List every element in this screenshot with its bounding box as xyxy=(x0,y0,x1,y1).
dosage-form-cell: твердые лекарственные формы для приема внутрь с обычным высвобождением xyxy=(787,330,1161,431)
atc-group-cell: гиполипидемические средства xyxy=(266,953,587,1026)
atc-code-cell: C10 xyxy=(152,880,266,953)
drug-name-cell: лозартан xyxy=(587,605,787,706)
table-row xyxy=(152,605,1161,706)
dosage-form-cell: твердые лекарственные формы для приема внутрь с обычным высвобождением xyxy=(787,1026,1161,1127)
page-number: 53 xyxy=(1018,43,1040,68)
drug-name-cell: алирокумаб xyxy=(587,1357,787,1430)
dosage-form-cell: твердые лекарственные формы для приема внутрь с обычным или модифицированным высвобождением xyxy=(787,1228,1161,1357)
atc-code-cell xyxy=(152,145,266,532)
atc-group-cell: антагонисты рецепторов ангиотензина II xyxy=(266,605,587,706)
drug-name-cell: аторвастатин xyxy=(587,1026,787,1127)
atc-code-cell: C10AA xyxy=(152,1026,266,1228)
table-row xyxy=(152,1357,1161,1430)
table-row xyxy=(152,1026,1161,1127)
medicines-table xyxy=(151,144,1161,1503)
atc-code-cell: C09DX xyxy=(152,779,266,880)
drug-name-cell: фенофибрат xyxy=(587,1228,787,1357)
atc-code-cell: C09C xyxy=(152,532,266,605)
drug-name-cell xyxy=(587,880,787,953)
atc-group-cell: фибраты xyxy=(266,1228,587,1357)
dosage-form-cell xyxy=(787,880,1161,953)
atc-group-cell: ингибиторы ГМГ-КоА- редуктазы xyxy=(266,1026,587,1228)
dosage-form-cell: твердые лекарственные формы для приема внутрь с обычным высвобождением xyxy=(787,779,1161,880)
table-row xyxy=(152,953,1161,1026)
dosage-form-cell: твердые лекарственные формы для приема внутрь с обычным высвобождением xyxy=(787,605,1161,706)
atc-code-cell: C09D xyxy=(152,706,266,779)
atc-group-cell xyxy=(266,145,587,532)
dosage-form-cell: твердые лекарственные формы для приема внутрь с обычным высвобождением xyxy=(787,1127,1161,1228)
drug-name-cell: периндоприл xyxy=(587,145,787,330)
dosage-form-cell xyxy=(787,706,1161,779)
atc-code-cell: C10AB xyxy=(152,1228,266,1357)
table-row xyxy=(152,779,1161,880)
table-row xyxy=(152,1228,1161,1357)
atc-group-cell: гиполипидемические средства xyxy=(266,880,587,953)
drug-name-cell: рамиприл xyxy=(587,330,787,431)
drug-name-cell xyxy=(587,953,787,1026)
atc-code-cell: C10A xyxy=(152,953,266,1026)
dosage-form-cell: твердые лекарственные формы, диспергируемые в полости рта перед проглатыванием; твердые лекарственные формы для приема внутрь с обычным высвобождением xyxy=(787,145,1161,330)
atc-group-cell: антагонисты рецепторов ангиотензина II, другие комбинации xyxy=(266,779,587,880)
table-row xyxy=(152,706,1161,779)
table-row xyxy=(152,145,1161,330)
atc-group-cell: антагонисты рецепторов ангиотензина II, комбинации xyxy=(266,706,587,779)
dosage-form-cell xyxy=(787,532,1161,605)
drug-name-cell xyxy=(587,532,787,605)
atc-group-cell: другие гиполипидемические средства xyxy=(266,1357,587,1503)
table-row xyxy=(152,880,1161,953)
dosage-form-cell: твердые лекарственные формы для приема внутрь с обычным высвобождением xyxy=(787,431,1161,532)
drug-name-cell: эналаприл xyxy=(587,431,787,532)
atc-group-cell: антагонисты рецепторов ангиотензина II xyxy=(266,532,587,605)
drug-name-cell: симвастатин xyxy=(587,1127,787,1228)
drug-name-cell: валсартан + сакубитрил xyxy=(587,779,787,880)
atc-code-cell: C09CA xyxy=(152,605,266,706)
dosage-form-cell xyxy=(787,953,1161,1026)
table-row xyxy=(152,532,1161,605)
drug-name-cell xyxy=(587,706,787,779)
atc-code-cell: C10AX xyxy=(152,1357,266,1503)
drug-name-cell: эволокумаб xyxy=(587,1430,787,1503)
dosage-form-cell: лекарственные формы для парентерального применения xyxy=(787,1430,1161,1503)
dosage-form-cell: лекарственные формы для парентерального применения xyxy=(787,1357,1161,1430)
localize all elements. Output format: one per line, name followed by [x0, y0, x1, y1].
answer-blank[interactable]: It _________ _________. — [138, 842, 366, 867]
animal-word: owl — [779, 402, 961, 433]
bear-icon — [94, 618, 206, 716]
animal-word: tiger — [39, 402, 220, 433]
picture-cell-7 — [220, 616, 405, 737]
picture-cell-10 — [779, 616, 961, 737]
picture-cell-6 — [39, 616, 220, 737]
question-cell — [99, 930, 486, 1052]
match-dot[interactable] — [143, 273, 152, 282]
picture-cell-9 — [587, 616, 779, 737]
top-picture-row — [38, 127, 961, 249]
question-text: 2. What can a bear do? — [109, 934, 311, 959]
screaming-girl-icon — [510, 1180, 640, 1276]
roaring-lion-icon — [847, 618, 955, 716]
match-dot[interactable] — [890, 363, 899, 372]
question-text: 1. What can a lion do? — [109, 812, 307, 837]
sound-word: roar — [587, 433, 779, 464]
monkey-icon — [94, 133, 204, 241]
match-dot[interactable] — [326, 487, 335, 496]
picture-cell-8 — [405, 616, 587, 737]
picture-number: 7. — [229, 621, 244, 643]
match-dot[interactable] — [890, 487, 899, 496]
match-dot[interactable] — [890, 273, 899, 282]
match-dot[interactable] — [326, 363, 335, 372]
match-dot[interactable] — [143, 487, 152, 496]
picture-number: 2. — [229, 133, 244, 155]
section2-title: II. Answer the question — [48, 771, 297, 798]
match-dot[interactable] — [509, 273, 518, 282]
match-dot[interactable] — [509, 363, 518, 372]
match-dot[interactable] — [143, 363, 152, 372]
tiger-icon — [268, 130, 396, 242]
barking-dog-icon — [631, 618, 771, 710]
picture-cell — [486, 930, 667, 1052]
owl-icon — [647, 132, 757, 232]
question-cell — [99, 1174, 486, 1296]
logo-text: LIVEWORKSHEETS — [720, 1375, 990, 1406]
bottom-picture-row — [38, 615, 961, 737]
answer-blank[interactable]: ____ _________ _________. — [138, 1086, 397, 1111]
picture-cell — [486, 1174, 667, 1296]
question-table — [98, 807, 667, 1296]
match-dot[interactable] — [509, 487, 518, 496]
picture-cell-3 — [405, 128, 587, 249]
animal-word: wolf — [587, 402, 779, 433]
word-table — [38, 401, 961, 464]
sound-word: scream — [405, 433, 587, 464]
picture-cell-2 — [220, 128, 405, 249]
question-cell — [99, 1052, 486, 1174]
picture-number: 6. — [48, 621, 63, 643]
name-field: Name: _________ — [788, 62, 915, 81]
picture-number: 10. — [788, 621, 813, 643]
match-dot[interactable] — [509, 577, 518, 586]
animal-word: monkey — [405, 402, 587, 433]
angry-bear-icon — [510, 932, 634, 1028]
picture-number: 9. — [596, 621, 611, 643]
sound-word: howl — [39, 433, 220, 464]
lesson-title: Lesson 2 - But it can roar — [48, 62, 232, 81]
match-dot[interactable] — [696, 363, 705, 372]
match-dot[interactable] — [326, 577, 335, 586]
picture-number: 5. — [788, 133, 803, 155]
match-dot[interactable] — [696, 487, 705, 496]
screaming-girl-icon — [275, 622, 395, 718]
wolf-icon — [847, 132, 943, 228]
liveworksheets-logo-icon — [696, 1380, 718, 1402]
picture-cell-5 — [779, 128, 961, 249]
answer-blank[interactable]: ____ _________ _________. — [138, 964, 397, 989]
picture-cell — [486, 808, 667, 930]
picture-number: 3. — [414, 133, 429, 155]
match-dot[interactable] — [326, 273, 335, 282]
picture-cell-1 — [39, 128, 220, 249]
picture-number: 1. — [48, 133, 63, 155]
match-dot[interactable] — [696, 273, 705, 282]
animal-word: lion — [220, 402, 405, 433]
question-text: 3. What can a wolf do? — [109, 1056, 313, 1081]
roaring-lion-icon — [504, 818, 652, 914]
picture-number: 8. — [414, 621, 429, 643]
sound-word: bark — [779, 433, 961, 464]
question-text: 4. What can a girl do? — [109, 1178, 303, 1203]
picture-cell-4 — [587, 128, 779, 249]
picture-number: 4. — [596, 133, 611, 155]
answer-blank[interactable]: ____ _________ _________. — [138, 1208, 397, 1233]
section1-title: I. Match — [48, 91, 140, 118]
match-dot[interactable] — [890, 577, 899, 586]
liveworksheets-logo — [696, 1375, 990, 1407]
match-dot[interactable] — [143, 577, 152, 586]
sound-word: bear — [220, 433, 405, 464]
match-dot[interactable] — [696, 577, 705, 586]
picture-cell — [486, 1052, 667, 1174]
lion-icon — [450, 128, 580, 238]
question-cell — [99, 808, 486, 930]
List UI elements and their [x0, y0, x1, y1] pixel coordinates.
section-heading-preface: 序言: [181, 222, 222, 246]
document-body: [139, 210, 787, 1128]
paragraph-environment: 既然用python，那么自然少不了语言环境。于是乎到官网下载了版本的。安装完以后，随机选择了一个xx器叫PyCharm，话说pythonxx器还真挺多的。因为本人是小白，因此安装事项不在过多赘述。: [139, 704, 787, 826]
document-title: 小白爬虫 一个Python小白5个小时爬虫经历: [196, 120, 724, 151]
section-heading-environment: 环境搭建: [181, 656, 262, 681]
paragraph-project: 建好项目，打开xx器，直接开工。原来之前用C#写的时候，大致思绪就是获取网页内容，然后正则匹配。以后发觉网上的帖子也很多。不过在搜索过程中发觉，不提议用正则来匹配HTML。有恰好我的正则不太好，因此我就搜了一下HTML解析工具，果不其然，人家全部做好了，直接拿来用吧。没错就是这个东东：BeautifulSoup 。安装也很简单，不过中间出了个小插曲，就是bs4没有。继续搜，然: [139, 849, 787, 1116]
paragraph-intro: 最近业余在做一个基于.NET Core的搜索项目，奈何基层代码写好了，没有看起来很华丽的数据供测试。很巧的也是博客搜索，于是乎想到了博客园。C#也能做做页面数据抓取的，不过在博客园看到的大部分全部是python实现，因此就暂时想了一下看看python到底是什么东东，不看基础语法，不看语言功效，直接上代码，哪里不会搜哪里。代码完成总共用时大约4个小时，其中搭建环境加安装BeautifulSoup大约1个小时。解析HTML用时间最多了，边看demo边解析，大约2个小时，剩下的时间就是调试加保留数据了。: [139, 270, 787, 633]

Given instruction: Can you return the listing above verbatim, starting at its first line and stopping after the line that contains "table-row xyxy=(152,953,1161,1026)"?

Response to this exercise:
List every element in this screenshot with its bounding box as xyxy=(x0,y0,x1,y1).
dosage-form-cell: твердые лекарственные формы для приема внутрь с обычным высвобождением xyxy=(787,330,1161,431)
atc-group-cell: гиполипидемические средства xyxy=(266,953,587,1026)
atc-code-cell: C10 xyxy=(152,880,266,953)
drug-name-cell: лозартан xyxy=(587,605,787,706)
table-row xyxy=(152,605,1161,706)
dosage-form-cell: твердые лекарственные формы для приема внутрь с обычным высвобождением xyxy=(787,1026,1161,1127)
page-number: 53 xyxy=(1018,43,1040,68)
drug-name-cell: алирокумаб xyxy=(587,1357,787,1430)
dosage-form-cell: твердые лекарственные формы для приема внутрь с обычным или модифицированным высвобождением xyxy=(787,1228,1161,1357)
atc-code-cell xyxy=(152,145,266,532)
atc-group-cell: антагонисты рецепторов ангиотензина II xyxy=(266,605,587,706)
drug-name-cell: аторвастатин xyxy=(587,1026,787,1127)
atc-code-cell: C10AA xyxy=(152,1026,266,1228)
table-row xyxy=(152,1357,1161,1430)
table-row xyxy=(152,1026,1161,1127)
medicines-table xyxy=(151,144,1161,1503)
atc-code-cell: C09DX xyxy=(152,779,266,880)
drug-name-cell: фенофибрат xyxy=(587,1228,787,1357)
atc-code-cell: C09C xyxy=(152,532,266,605)
drug-name-cell xyxy=(587,880,787,953)
atc-group-cell: фибраты xyxy=(266,1228,587,1357)
dosage-form-cell xyxy=(787,880,1161,953)
atc-group-cell: ингибиторы ГМГ-КоА- редуктазы xyxy=(266,1026,587,1228)
dosage-form-cell: твердые лекарственные формы для приема внутрь с обычным высвобождением xyxy=(787,779,1161,880)
table-row xyxy=(152,953,1161,1026)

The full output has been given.